[start]

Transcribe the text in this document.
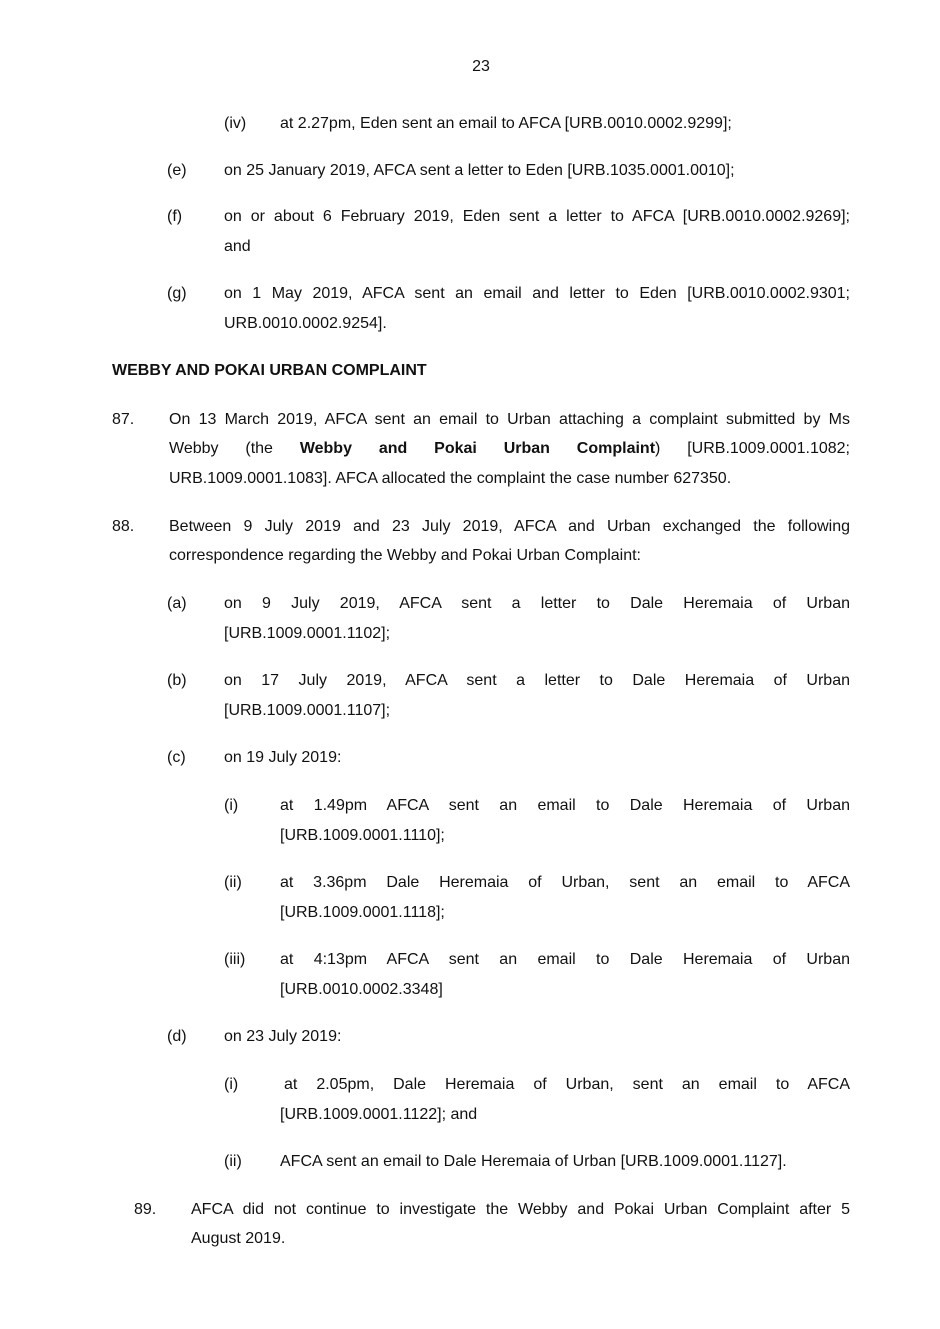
23
(iv) at 2.27pm, Eden sent an email to AFCA [URB.0010.0002.9299];
(e) on 25 January 2019, AFCA sent a letter to Eden [URB.1035.0001.0010];
(f)	on or about 6 February 2019, Eden sent a letter to AFCA [URB.0010.0002.9269];
and
(g) on 1 May 2019, AFCA sent an email and letter to Eden [URB.0010.0002.9301;
URB.0010.0002.9254].
WEBBY AND POKAI URBAN COMPLAINT
87. On 13 March 2019, AFCA sent an email to Urban attaching a complaint submitted by Ms
Webby (the Webby and Pokai Urban Complaint) [URB.1009.0001.1082;
URB.1009.0001.1083]. AFCA allocated the complaint the case number 627350.
88. Between 9 July 2019 and 23 July 2019, AFCA and Urban exchanged the following
correspondence regarding the Webby and Pokai Urban Complaint:
(a) on 9 July 2019, AFCA sent a letter to Dale Heremaia of Urban
[URB.1009.0001.1102];
(b) on 17 July 2019, AFCA sent a letter to Dale Heremaia of Urban
[URB.1009.0001.1107];
(c) on 19 July 2019:
(i)	at 1.49pm AFCA sent an email to Dale Heremaia of Urban
[URB.1009.0001.1110];
(ii) at 3.36pm Dale Heremaia of Urban, sent an email to AFCA
[URB.1009.0001.1118];
(iii) at 4:13pm AFCA sent an email to Dale Heremaia of Urban
[URB.0010.0002.3348]
(d) on 23 July 2019:
(i)	at 2.05pm, Dale Heremaia of Urban, sent an email to AFCA
[URB.1009.0001.1122]; and
(ii) AFCA sent an email to Dale Heremaia of Urban [URB.1009.0001.1127].
89. AFCA did not continue to investigate the Webby and Pokai Urban Complaint after 5
August 2019.
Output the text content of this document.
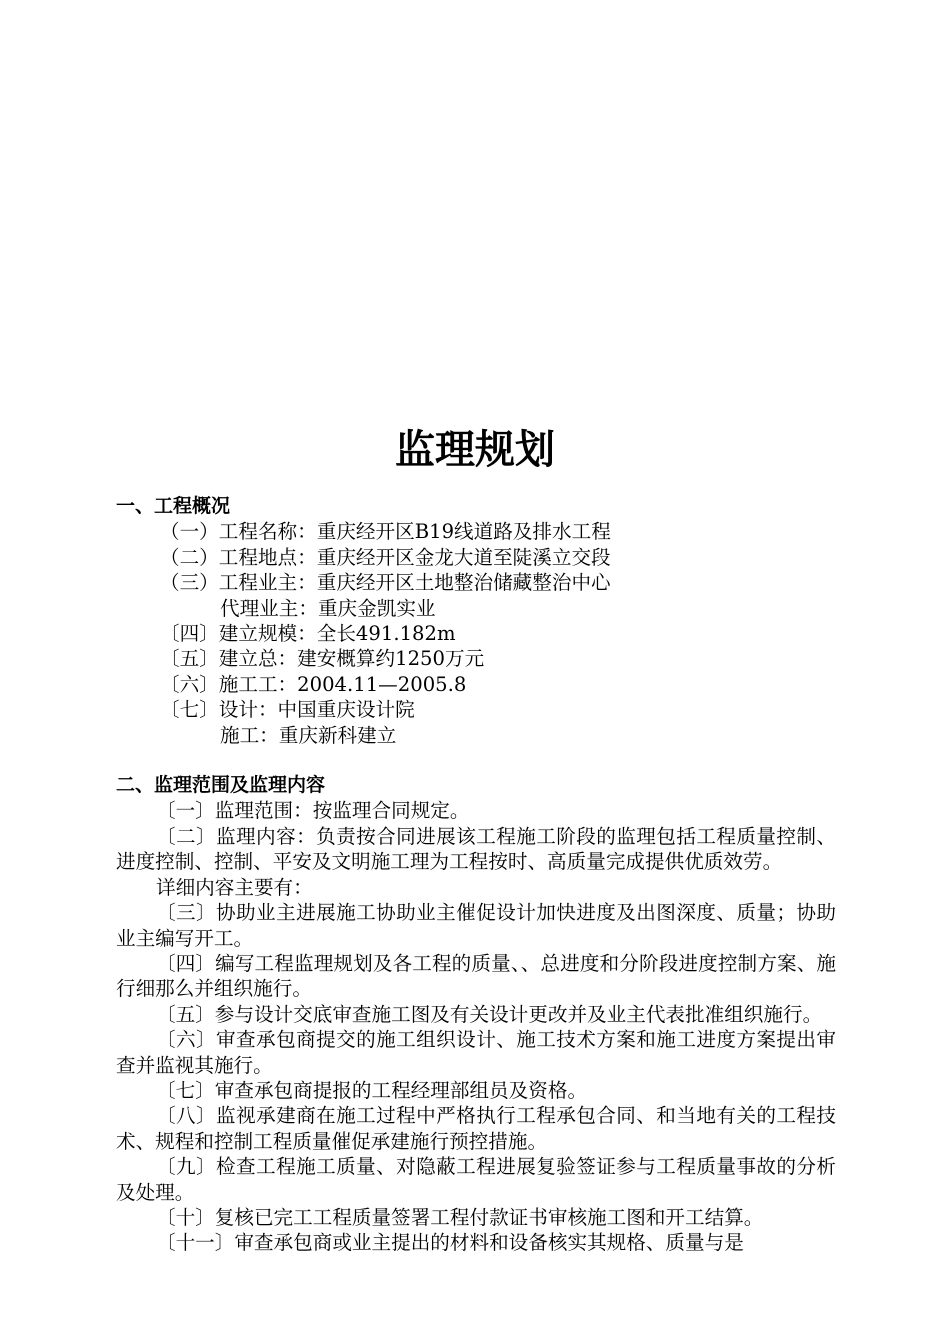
监理规划
一、工程概况
（一）工程名称：重庆经开区B19线道路及排水工程
（二）工程地点：重庆经开区金龙大道至陡溪立交段
（三）工程业主：重庆经开区土地整治储藏整治中心
代理业主：重庆金凯实业
〔四〕建立规模：全长491.182m
〔五〕建立总：建安概算约1250万元
〔六〕施工工：2004.11—2005.8
〔七〕设计：中国重庆设计院
施工：重庆新科建立
二、监理范围及监理内容
〔一〕监理范围：按监理合同规定。
〔二〕监理内容：负责按合同进展该工程施工阶段的监理包括工程质量控制、进度控制、控制、平安及文明施工理为工程按时、高质量完成提供优质效劳。
详细内容主要有：
〔三〕协助业主进展施工协助业主催促设计加快进度及出图深度、质量；协助业主编写开工。
〔四〕编写工程监理规划及各工程的质量、、总进度和分阶段进度控制方案、施行细那么并组织施行。
〔五〕参与设计交底审查施工图及有关设计更改并及业主代表批准组织施行。
〔六〕审查承包商提交的施工组织设计、施工技术方案和施工进度方案提出审查并监视其施行。
〔七〕审查承包商提报的工程经理部组员及资格。
〔八〕监视承建商在施工过程中严格执行工程承包合同、和当地有关的工程技术、规程和控制工程质量催促承建施行预控措施。
〔九〕检查工程施工质量、对隐蔽工程进展复验签证参与工程质量事故的分析及处理。
〔十〕复核已完工工程质量签署工程付款证书审核施工图和开工结算。
〔十一〕审查承包商或业主提出的材料和设备核实其规格、质量与是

[end]

__Stated problem__.
From the data above, copy each line that has the string "this".

__Written solution__.
Transcribe the text in this document.
Output the text content of this document.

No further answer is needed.